The request
Find each line containing the word "Pareto" and report how many there are. Add nothing else.

Records for this exercise

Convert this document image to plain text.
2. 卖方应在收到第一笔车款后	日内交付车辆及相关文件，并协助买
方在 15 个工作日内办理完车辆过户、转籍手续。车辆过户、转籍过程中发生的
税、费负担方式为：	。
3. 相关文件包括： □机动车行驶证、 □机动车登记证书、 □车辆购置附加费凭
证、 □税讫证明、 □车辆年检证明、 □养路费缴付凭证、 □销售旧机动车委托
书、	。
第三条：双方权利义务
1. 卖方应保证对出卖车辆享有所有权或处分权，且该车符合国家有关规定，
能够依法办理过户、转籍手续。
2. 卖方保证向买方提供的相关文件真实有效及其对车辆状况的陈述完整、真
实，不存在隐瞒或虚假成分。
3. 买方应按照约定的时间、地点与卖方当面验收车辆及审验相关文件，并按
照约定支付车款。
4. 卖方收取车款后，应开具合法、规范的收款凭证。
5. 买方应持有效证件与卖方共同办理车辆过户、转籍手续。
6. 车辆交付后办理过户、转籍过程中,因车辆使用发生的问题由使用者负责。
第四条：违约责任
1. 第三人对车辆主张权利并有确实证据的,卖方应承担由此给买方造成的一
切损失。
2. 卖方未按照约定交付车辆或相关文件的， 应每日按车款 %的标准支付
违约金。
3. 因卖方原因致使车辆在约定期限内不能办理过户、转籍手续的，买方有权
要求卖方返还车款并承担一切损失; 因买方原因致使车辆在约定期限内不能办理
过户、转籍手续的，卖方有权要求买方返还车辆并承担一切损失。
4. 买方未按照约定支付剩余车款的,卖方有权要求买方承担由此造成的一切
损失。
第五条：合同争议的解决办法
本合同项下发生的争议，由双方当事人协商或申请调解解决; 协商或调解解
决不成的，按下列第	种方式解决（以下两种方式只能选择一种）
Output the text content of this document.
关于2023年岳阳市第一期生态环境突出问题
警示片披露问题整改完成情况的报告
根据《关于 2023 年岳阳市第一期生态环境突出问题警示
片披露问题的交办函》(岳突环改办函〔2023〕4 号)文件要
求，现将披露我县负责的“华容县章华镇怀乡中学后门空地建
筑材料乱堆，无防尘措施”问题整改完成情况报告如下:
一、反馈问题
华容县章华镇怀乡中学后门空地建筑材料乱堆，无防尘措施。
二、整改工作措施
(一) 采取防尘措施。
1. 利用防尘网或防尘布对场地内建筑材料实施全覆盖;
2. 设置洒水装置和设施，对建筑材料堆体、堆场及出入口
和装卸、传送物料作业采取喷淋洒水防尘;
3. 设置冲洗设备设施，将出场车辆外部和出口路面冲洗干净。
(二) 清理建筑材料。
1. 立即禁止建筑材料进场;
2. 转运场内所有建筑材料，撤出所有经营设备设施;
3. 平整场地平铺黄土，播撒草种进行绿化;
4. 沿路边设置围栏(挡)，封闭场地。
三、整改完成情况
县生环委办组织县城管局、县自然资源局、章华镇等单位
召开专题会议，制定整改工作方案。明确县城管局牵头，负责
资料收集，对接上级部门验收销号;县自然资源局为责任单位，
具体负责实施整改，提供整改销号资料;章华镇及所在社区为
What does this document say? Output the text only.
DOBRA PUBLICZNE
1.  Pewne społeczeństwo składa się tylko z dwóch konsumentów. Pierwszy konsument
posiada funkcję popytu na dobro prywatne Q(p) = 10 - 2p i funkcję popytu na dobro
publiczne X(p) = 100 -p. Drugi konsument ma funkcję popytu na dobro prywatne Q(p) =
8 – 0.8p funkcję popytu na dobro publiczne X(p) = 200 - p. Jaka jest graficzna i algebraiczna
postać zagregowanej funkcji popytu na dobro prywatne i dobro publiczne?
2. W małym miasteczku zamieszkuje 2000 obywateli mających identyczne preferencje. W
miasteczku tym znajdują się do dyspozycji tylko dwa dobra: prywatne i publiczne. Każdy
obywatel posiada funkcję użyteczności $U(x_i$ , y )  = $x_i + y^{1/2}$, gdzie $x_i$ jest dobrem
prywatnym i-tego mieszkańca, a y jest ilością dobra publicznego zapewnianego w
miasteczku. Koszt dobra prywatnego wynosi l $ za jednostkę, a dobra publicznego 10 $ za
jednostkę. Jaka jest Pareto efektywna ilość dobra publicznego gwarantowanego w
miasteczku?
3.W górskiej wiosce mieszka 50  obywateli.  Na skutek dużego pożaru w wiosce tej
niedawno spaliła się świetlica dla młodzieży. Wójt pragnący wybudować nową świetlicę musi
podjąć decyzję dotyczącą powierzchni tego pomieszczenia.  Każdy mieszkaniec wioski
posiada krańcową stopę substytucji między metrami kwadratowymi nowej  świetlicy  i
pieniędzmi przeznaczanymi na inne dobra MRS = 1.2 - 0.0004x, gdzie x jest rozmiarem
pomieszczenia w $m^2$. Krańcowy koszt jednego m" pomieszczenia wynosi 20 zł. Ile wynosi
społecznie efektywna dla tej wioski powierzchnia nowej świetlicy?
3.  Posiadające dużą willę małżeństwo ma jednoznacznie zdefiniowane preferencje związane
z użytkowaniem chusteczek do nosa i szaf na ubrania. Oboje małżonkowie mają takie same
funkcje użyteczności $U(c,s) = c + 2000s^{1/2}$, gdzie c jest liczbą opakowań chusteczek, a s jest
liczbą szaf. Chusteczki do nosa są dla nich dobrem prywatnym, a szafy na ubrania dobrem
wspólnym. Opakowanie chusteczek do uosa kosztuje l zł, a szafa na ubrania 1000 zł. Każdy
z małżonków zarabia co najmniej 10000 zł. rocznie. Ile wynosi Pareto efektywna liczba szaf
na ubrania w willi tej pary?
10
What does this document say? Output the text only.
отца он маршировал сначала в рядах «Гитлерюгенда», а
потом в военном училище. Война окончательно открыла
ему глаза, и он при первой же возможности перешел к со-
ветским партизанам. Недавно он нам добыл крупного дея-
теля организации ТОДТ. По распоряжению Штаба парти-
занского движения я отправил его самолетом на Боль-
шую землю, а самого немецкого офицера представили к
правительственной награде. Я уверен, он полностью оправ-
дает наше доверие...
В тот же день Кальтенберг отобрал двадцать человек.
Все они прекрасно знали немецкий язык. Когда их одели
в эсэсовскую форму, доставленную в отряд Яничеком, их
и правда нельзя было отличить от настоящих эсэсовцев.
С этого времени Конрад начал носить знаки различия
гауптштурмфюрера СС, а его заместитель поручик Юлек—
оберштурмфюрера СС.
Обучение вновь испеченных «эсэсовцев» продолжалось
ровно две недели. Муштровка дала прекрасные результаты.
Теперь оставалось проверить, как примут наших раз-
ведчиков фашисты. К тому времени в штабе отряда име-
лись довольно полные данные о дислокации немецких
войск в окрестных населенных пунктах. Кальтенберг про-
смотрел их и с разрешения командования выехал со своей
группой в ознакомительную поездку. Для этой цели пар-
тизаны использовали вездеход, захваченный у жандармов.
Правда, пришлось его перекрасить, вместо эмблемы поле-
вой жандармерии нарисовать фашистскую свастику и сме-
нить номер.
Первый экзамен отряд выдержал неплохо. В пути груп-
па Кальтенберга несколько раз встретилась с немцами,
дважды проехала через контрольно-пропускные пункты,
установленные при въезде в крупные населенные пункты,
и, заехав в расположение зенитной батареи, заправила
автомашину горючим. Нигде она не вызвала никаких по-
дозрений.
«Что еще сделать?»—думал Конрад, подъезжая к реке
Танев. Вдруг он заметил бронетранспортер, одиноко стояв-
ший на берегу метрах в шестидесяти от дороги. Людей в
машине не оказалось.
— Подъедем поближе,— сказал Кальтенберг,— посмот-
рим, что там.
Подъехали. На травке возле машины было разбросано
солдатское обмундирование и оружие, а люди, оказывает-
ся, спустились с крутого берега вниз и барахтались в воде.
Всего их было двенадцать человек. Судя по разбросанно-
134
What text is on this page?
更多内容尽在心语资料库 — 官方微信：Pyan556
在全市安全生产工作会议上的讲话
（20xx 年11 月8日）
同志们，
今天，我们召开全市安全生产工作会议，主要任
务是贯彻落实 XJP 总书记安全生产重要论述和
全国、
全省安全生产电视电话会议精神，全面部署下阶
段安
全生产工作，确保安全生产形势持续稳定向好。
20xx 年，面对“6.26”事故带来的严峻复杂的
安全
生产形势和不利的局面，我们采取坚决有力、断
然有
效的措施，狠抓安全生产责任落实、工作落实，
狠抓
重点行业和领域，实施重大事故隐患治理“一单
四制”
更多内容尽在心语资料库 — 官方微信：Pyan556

Exercise result
2